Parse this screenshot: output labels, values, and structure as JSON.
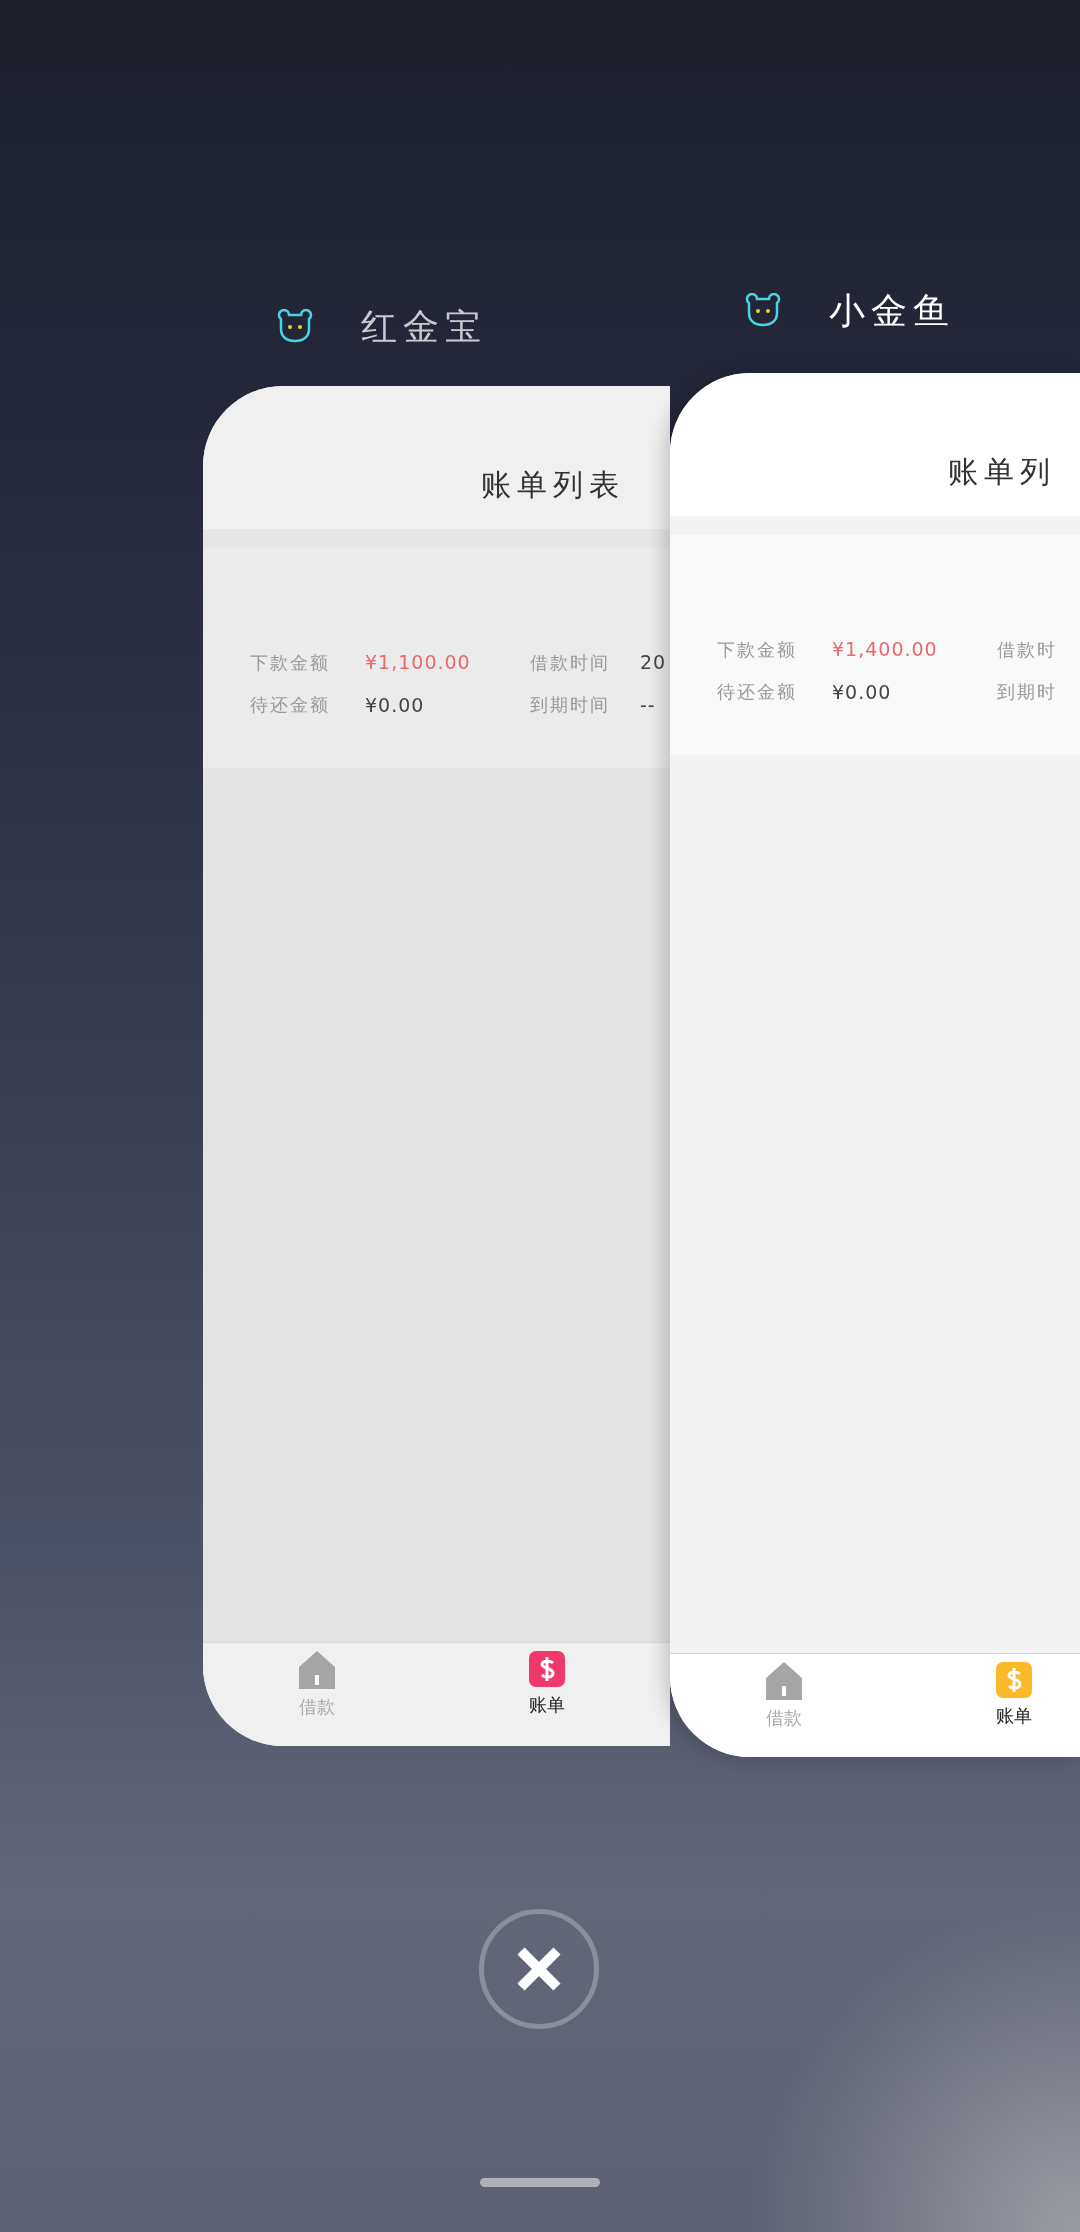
{
  "apps": [
    {
      "name": "红金宝",
      "selected": false,
      "color": "#f0386b",
      "screen": {
        "title": "账单列表",
        "rows": [
          [
            {
              "label": "下款金额",
              "value": "¥1,100.00",
              "accent": true
            },
            {
              "label": "借款时间",
              "value": "20",
              "accent": false
            }
          ],
          [
            {
              "label": "待还金额",
              "value": "¥0.00",
              "accent": false
            },
            {
              "label": "到期时间",
              "value": "--",
              "accent": false
            }
          ]
        ],
        "tabs": [
          {
            "label": "借款",
            "kind": "home",
            "selected": false
          },
          {
            "label": "账单",
            "kind": "bill",
            "selected": true
          }
        ]
      }
    },
    {
      "name": "小金鱼",
      "selected": true,
      "color": "#fbb829",
      "screen": {
        "title": "账单列",
        "rows": [
          [
            {
              "label": "下款金额",
              "value": "¥1,400.00",
              "accent": true
            },
            {
              "label": "借款时"
            }
          ],
          [
            {
              "label": "待还金额",
              "value": "¥0.00",
              "accent": false
            },
            {
              "label": "到期时"
            }
          ]
        ],
        "tabs": [
          {
            "label": "借款",
            "kind": "home",
            "selected": false
          },
          {
            "label": "账单",
            "kind": "bill",
            "selected": true
          }
        ]
      }
    }
  ]
}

#####

Exercise description:
Transcribe every line from the records above without alteration, and leave out the images.

Response to this exercise:
Parse this screenshot: output labels, values, and structure as JSON.
{
  "apps": [
    {
      "name": "红金宝",
      "selected": false,
      "color": "#f0386b",
      "screen": {
        "title": "账单列表",
        "rows": [
          [
            {
              "label": "下款金额",
              "value": "¥1,100.00",
              "accent": true
            },
            {
              "label": "借款时间",
              "value": "20",
              "accent": false
            }
          ],
          [
            {
              "label": "待还金额",
              "value": "¥0.00",
              "accent": false
            },
            {
              "label": "到期时间",
              "value": "--",
              "accent": false
            }
          ]
        ],
        "tabs": [
          {
            "label": "借款",
            "kind": "home",
            "selected": false
          },
          {
            "label": "账单",
            "kind": "bill",
            "selected": true
          }
        ]
      }
    },
    {
      "name": "小金鱼",
      "selected": true,
      "color": "#fbb829",
      "screen": {
        "title": "账单列",
        "rows": [
          [
            {
              "label": "下款金额",
              "value": "¥1,400.00",
              "accent": true
            },
            {
              "label": "借款时"
            }
          ],
          [
            {
              "label": "待还金额",
              "value": "¥0.00",
              "accent": false
            },
            {
              "label": "到期时"
            }
          ]
        ],
        "tabs": [
          {
            "label": "借款",
            "kind": "home",
            "selected": false
          },
          {
            "label": "账单",
            "kind": "bill",
            "selected": true
          }
        ]
      }
    }
  ]
}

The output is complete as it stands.